_Dataset entries_:

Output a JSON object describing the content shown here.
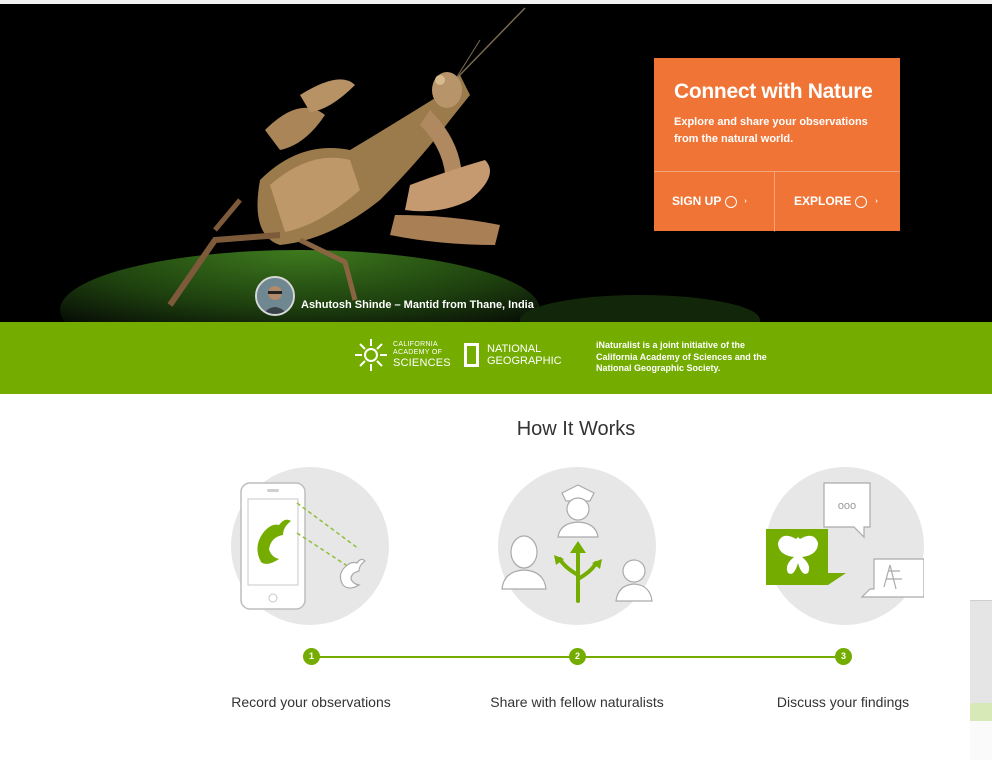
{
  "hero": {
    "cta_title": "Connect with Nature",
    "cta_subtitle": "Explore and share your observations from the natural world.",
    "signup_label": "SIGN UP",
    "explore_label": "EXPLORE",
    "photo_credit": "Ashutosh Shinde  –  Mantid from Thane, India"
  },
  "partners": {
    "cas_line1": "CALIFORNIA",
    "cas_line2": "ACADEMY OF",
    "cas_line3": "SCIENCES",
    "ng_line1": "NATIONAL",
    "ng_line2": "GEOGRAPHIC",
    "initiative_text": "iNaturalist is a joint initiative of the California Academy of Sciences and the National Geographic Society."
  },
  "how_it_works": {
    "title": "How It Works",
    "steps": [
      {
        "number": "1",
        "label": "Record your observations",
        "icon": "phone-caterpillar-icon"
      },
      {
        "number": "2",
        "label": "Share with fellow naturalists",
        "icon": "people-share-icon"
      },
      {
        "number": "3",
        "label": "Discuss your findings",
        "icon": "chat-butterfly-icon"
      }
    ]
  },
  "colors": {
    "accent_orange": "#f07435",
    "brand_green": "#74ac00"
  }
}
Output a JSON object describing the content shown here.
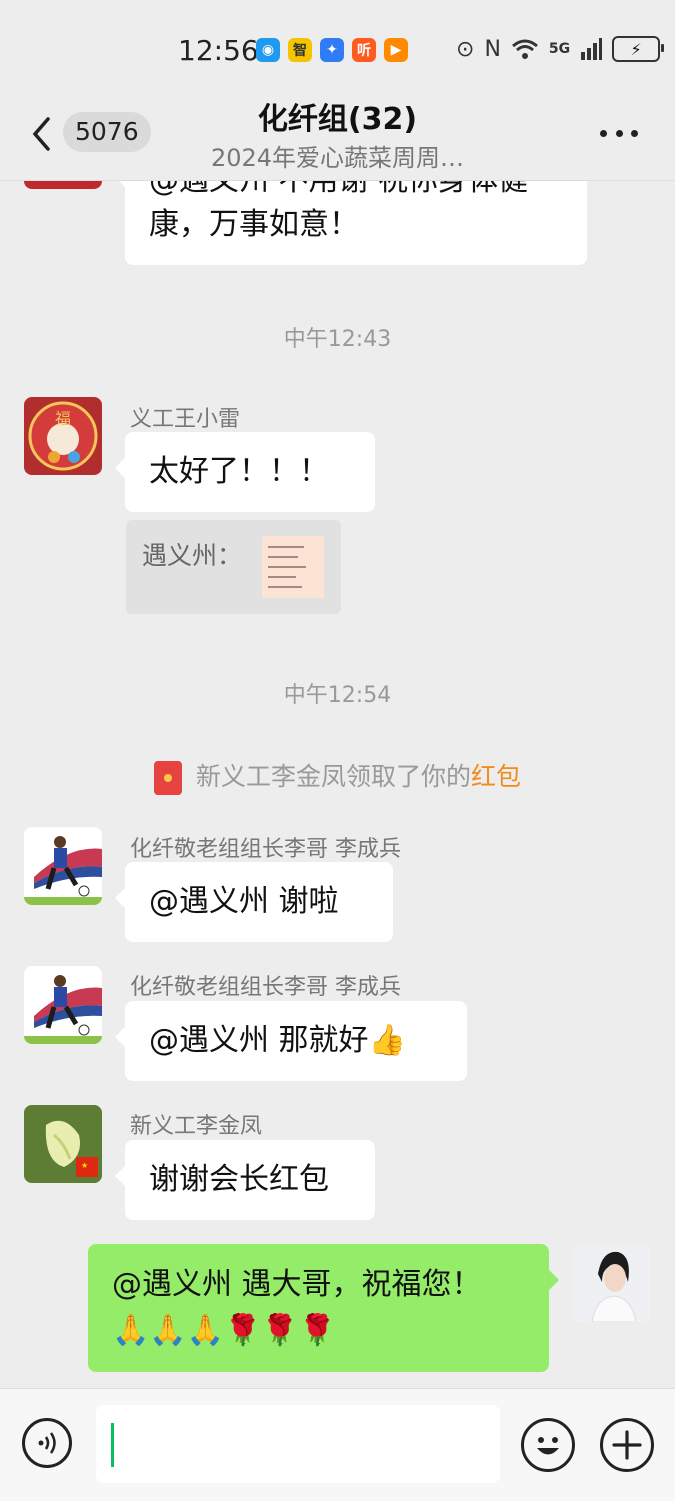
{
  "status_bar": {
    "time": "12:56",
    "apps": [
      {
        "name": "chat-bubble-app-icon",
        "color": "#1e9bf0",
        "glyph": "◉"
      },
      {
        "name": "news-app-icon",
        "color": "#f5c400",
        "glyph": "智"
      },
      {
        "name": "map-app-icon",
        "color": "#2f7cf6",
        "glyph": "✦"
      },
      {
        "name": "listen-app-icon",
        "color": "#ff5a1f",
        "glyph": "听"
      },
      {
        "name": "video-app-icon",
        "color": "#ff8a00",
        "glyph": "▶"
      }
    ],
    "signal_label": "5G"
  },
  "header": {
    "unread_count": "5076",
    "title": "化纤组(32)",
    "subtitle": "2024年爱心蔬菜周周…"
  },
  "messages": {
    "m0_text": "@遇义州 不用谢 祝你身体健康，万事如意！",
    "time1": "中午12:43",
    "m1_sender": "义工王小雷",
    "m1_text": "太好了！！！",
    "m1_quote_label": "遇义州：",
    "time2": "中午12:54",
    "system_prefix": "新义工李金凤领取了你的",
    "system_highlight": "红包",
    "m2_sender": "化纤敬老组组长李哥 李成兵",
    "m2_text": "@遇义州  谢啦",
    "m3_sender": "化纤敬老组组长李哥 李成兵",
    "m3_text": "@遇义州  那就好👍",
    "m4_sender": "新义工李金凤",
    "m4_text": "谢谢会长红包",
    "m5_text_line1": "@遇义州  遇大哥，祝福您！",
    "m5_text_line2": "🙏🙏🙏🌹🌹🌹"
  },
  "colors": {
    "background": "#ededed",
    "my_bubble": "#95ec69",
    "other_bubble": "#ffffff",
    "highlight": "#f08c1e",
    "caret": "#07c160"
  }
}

--

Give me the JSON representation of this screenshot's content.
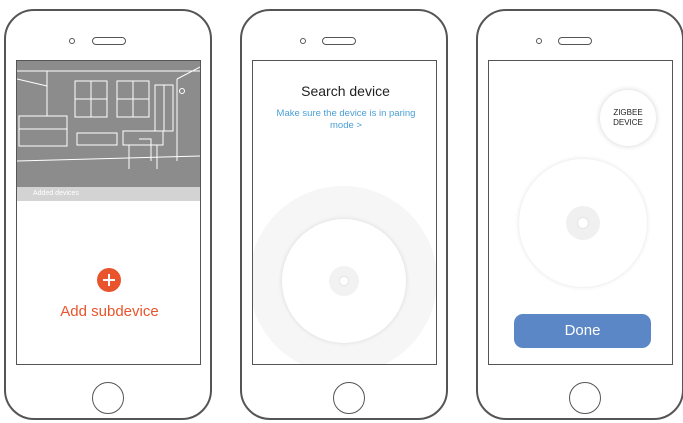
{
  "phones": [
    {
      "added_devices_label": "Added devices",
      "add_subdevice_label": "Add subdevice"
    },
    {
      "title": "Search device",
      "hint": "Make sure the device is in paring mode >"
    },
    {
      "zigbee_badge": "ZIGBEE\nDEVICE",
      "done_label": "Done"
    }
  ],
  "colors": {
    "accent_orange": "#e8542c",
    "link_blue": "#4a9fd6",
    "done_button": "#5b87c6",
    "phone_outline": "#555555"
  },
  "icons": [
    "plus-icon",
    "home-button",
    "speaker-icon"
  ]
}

_Problem statement_:
Track down every line with the word "name" and copy it.

_Response_:
        "name": "chat-bubble-app-icon",
        "name": "news-app-icon",
        "name": "map-app-icon",
        "name": "listen-app-icon",
        "name": "video-app-icon",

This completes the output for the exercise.